Wherever a line in the data below holds "Daily", copy that line.
******************************
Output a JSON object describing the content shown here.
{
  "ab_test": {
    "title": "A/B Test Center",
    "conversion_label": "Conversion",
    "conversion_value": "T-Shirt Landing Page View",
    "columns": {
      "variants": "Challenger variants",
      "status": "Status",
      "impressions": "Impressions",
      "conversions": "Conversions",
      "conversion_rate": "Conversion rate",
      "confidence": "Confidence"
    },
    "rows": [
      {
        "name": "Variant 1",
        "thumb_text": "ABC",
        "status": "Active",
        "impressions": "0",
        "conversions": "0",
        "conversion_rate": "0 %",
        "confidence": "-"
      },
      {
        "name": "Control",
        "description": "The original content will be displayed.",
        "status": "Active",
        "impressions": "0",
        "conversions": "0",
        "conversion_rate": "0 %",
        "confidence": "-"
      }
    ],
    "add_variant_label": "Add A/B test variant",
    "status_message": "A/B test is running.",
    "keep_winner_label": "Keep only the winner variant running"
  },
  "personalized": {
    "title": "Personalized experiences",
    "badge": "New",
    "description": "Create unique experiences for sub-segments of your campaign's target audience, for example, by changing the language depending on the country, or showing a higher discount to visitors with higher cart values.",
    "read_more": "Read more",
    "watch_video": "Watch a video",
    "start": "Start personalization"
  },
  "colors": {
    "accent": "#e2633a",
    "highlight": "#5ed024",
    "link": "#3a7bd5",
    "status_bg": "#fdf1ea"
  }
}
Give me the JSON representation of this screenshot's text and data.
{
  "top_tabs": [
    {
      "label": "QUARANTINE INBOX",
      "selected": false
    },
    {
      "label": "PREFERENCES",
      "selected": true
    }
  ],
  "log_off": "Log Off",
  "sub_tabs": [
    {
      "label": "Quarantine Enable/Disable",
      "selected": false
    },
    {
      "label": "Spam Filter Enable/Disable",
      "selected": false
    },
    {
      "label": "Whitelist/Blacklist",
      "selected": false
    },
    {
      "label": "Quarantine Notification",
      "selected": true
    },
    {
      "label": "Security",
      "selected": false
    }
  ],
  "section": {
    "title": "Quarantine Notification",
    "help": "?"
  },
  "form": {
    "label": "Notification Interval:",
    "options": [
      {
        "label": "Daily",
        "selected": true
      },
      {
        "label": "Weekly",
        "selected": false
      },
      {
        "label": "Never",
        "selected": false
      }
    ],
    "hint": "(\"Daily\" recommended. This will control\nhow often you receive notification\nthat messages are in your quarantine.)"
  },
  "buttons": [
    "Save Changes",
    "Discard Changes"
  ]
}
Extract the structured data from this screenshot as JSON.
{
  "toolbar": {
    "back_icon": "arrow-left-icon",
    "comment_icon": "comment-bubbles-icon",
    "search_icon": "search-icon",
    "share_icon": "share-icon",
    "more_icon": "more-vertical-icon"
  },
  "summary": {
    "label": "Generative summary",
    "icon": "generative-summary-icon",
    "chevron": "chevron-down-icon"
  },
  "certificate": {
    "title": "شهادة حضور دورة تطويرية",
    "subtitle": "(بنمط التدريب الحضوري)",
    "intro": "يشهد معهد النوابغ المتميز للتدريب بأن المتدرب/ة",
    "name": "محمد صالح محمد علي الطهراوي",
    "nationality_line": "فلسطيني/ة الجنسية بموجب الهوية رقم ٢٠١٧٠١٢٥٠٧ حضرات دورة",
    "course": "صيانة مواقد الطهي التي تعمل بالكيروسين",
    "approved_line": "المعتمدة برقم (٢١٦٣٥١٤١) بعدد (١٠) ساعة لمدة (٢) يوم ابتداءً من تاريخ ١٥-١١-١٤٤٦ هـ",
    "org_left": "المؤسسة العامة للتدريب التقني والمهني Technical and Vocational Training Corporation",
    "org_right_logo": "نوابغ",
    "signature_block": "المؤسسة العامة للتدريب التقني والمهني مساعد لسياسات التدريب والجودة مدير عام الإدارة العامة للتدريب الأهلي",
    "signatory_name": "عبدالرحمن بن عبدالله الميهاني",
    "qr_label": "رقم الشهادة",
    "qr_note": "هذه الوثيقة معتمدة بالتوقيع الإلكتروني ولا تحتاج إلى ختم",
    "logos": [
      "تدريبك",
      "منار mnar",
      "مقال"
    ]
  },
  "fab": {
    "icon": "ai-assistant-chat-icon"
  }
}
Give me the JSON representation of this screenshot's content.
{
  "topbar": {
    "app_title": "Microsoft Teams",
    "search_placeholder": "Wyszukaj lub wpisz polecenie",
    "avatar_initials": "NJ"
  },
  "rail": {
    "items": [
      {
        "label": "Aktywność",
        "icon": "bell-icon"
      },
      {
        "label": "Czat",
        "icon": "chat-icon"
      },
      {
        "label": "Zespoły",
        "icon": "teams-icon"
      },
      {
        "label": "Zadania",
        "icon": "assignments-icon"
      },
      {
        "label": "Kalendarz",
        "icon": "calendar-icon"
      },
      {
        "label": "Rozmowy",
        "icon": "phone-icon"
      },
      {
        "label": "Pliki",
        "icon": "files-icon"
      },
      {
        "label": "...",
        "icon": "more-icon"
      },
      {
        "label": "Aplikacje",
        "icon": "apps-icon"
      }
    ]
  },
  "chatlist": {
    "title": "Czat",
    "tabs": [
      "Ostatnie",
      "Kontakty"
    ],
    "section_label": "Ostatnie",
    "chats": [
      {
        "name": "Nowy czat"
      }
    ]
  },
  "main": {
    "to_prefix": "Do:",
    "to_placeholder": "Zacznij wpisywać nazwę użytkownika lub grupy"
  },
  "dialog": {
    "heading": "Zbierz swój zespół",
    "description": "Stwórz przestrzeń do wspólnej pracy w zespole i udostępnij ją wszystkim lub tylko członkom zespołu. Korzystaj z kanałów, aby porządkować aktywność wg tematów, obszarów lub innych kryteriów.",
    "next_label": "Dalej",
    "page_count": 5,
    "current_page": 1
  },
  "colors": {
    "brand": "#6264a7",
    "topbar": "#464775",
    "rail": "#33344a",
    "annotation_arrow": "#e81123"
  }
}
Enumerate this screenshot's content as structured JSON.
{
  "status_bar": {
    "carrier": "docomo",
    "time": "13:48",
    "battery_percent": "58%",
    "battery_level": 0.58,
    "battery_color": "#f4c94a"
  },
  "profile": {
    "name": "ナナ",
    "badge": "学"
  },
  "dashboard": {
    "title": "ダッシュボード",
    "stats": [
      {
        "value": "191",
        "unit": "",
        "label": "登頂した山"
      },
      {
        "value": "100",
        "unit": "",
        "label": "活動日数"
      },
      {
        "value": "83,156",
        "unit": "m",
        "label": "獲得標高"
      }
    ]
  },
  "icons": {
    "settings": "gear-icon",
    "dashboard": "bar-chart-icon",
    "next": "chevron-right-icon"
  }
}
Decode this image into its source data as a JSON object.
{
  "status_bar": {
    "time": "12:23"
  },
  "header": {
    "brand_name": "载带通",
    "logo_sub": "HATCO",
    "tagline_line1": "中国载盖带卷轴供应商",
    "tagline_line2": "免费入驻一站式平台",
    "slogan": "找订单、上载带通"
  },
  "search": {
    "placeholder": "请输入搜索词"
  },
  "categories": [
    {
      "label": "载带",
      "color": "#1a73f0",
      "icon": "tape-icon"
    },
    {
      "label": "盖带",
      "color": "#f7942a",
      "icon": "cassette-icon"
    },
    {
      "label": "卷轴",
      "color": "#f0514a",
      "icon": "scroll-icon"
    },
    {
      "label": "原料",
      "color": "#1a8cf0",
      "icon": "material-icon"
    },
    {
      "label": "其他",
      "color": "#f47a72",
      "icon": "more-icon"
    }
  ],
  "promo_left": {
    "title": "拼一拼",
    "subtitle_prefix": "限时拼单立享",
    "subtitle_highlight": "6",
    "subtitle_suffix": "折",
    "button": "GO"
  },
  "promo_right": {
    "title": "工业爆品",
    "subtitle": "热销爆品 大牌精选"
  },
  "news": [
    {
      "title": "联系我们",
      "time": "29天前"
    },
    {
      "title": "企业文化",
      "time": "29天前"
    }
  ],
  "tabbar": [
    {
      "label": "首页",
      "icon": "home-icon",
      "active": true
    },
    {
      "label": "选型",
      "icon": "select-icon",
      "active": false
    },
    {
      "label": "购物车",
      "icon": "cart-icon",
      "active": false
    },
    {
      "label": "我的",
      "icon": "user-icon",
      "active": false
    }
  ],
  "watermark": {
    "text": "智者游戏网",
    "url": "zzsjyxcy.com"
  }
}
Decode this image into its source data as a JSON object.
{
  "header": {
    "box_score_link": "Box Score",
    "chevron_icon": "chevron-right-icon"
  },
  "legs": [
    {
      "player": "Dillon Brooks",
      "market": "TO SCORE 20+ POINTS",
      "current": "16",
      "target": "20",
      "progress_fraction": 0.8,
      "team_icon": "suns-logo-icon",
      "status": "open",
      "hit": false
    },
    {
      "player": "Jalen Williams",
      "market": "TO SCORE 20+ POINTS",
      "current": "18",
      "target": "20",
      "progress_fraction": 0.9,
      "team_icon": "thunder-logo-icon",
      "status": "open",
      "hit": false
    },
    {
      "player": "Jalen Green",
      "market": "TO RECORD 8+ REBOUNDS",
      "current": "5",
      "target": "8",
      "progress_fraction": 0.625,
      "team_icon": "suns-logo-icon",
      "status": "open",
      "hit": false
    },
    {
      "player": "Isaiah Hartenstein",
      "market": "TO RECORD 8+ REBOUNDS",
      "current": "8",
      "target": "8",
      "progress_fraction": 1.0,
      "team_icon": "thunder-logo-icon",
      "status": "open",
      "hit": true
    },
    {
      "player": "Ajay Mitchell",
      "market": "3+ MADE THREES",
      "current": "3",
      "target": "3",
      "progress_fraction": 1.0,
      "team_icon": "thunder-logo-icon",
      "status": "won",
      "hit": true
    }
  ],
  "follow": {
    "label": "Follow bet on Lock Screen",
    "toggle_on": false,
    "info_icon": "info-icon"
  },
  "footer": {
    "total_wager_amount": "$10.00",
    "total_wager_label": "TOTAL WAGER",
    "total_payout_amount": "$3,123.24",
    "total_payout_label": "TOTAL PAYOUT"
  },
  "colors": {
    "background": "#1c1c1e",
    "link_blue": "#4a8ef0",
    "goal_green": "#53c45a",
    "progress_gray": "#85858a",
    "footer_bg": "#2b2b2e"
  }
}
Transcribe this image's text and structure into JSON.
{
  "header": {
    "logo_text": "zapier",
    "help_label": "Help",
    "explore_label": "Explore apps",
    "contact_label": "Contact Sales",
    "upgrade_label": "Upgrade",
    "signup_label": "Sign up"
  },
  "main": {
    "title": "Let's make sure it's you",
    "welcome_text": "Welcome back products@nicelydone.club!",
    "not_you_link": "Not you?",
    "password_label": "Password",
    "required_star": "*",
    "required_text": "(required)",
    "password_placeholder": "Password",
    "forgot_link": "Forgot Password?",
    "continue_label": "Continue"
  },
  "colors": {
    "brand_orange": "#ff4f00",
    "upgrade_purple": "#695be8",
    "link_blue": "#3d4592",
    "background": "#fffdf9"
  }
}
******************************
- Complete output:
        "label": "Daily",
    "hint": "(\"Daily\" recommended. This will control\nhow often you receive notification\nthat messages are in your quarantine.)"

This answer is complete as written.